(Given problem): Can you reproduce, without any change, every row from the first one down to the row that contains "259, 295, 275]", with both of those rows included?

## START Records provided

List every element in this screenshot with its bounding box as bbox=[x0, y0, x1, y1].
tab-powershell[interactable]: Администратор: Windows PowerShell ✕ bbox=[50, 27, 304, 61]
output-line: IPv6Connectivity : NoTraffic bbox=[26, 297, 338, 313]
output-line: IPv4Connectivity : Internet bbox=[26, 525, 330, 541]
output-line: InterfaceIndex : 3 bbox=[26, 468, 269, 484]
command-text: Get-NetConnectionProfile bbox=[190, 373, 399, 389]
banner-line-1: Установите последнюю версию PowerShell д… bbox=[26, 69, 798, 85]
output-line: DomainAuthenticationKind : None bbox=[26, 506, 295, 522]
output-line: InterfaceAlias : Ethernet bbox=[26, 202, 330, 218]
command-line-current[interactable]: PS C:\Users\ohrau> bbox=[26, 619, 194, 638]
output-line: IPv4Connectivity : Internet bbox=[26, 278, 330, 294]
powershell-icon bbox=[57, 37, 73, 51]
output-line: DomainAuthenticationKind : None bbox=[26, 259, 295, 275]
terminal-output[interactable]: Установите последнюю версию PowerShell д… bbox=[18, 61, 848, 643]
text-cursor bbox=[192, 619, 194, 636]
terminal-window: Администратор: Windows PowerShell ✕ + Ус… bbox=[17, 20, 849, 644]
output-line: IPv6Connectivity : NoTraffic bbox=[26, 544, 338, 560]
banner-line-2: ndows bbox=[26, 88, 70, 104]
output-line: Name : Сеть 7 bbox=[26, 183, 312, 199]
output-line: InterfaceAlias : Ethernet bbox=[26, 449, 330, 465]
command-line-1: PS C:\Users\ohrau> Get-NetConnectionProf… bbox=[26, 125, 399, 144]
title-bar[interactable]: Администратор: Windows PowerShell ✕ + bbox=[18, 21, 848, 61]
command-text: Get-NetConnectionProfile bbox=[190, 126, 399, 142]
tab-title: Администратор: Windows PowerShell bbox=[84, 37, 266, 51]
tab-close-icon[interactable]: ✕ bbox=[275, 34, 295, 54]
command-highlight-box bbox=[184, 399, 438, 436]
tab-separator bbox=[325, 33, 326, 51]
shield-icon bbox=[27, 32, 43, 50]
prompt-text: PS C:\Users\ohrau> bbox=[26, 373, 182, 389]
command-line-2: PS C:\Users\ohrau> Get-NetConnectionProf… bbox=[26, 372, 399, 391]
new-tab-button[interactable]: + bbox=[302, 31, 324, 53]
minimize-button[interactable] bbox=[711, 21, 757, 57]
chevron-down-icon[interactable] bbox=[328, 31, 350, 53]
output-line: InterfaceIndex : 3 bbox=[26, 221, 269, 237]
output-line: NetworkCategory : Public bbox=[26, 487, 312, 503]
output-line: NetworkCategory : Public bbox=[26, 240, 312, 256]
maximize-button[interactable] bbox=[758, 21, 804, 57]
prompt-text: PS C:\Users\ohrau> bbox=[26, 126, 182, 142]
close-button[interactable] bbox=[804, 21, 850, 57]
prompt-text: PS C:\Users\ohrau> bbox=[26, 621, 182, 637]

## END Records provided

(Exercise response):
List every element in this screenshot with its bounding box as bbox=[x0, y0, x1, y1].
tab-powershell[interactable]: Администратор: Windows PowerShell ✕ bbox=[50, 27, 304, 61]
output-line: IPv6Connectivity : NoTraffic bbox=[26, 297, 338, 313]
output-line: IPv4Connectivity : Internet bbox=[26, 525, 330, 541]
output-line: InterfaceIndex : 3 bbox=[26, 468, 269, 484]
command-text: Get-NetConnectionProfile bbox=[190, 373, 399, 389]
banner-line-1: Установите последнюю версию PowerShell д… bbox=[26, 69, 798, 85]
output-line: DomainAuthenticationKind : None bbox=[26, 506, 295, 522]
output-line: InterfaceAlias : Ethernet bbox=[26, 202, 330, 218]
command-line-current[interactable]: PS C:\Users\ohrau> bbox=[26, 619, 194, 638]
output-line: IPv4Connectivity : Internet bbox=[26, 278, 330, 294]
powershell-icon bbox=[57, 37, 73, 51]
output-line: DomainAuthenticationKind : None bbox=[26, 259, 295, 275]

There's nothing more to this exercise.